## [Records supplied]

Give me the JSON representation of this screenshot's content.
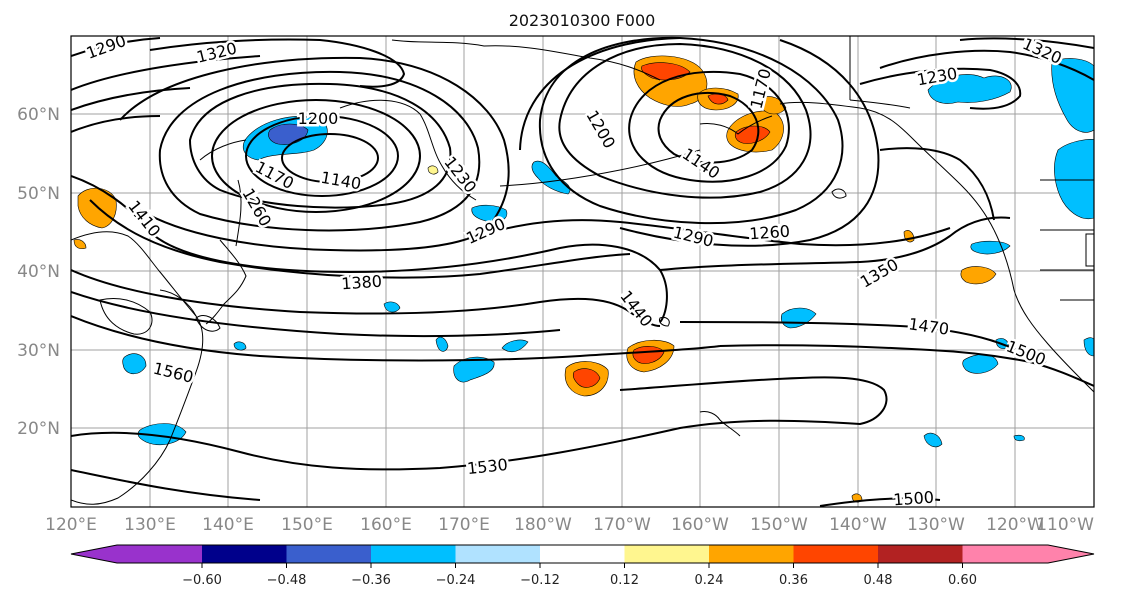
{
  "title": "2023010300 F000",
  "axes": {
    "lat_ticks": [
      "60°N",
      "50°N",
      "40°N",
      "30°N",
      "20°N"
    ],
    "lon_ticks": [
      "120°E",
      "130°E",
      "140°E",
      "150°E",
      "160°E",
      "170°E",
      "180°W",
      "170°W",
      "160°W",
      "150°W",
      "140°W",
      "130°W",
      "120°W",
      "110°W"
    ]
  },
  "contour_labels": [
    "1290",
    "1320",
    "1200",
    "1170",
    "1140",
    "1230",
    "1260",
    "1410",
    "1290",
    "1380",
    "1440",
    "1560",
    "1530",
    "1200",
    "1140",
    "1170",
    "1290",
    "1260",
    "1230",
    "1320",
    "1350",
    "1470",
    "1500",
    "1500"
  ],
  "colorbar": {
    "ticks": [
      "−0.60",
      "−0.48",
      "−0.36",
      "−0.24",
      "−0.12",
      "0.12",
      "0.24",
      "0.36",
      "0.48",
      "0.60"
    ],
    "colors": [
      "#9932cc",
      "#00008b",
      "#3a5fcd",
      "#00bfff",
      "#b0e2ff",
      "#ffffff",
      "#fff68f",
      "#ffa500",
      "#ff4500",
      "#b22222",
      "#ff82ab"
    ]
  }
}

## [The task]
Copy every record above exactly, leaving out any pictures.

## [Problem solution]
Give me the JSON representation of this screenshot's content.
{
  "title": "2023010300 F000",
  "axes": {
    "lat_ticks": [
      "60°N",
      "50°N",
      "40°N",
      "30°N",
      "20°N"
    ],
    "lon_ticks": [
      "120°E",
      "130°E",
      "140°E",
      "150°E",
      "160°E",
      "170°E",
      "180°W",
      "170°W",
      "160°W",
      "150°W",
      "140°W",
      "130°W",
      "120°W",
      "110°W"
    ]
  },
  "contour_labels": [
    "1290",
    "1320",
    "1200",
    "1170",
    "1140",
    "1230",
    "1260",
    "1410",
    "1290",
    "1380",
    "1440",
    "1560",
    "1530",
    "1200",
    "1140",
    "1170",
    "1290",
    "1260",
    "1230",
    "1320",
    "1350",
    "1470",
    "1500",
    "1500"
  ],
  "colorbar": {
    "ticks": [
      "−0.60",
      "−0.48",
      "−0.36",
      "−0.24",
      "−0.12",
      "0.12",
      "0.24",
      "0.36",
      "0.48",
      "0.60"
    ],
    "colors": [
      "#9932cc",
      "#00008b",
      "#3a5fcd",
      "#00bfff",
      "#b0e2ff",
      "#ffffff",
      "#fff68f",
      "#ffa500",
      "#ff4500",
      "#b22222",
      "#ff82ab"
    ]
  }
}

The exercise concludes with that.